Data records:
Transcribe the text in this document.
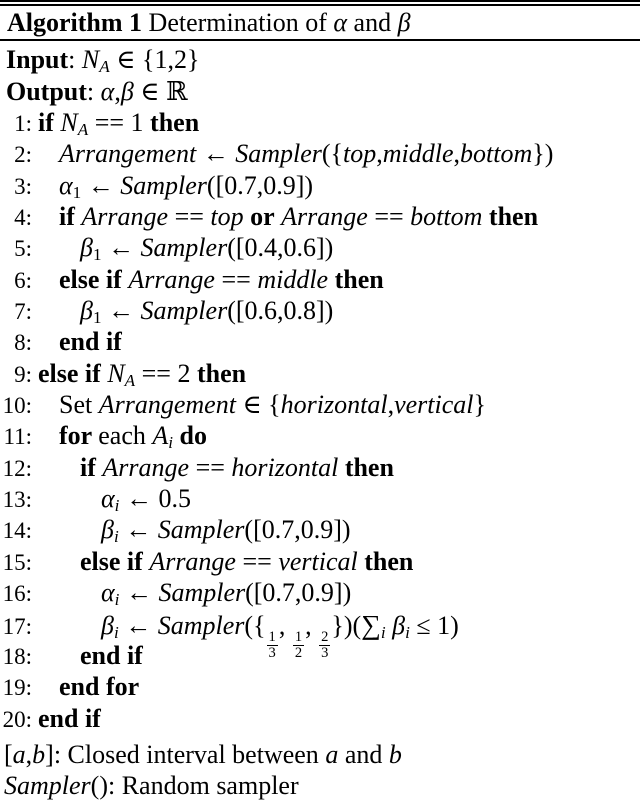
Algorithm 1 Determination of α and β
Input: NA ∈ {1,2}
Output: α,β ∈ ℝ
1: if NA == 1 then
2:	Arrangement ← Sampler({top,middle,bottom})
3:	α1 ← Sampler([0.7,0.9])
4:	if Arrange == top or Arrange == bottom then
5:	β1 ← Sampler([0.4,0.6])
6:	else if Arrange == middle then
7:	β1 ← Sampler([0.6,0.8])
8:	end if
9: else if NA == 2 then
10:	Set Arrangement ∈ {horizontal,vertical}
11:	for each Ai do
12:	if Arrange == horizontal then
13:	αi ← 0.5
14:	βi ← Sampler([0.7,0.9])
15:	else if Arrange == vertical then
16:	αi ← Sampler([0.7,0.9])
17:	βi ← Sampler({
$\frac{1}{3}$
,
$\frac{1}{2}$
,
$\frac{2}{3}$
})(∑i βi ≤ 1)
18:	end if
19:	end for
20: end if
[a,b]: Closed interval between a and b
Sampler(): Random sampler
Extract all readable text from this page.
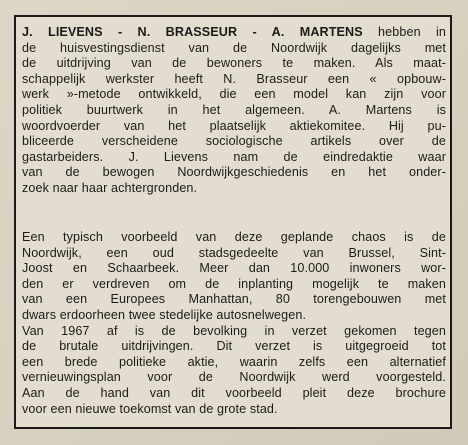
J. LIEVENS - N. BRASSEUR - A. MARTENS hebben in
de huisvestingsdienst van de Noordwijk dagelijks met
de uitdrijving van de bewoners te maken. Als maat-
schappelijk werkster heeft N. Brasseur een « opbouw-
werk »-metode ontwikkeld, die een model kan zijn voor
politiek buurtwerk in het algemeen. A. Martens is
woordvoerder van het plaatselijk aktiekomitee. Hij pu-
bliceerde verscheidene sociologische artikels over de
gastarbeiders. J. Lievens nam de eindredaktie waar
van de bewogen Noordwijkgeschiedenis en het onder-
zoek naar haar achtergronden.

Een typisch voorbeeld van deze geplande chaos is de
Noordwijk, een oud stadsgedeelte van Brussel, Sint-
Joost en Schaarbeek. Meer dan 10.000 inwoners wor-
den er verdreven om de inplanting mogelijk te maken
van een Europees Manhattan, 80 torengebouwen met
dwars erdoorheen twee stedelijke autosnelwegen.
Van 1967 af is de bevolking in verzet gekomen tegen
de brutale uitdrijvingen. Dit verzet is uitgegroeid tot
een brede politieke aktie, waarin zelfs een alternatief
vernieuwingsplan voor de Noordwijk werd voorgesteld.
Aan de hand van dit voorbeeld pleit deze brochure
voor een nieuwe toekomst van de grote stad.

## Directions
Gather each line from the listing above that holds "verzet".

## Result
Van 1967 af is de bevolking in verzet gekomen tegen
de brutale uitdrijvingen. Dit verzet is uitgegroeid tot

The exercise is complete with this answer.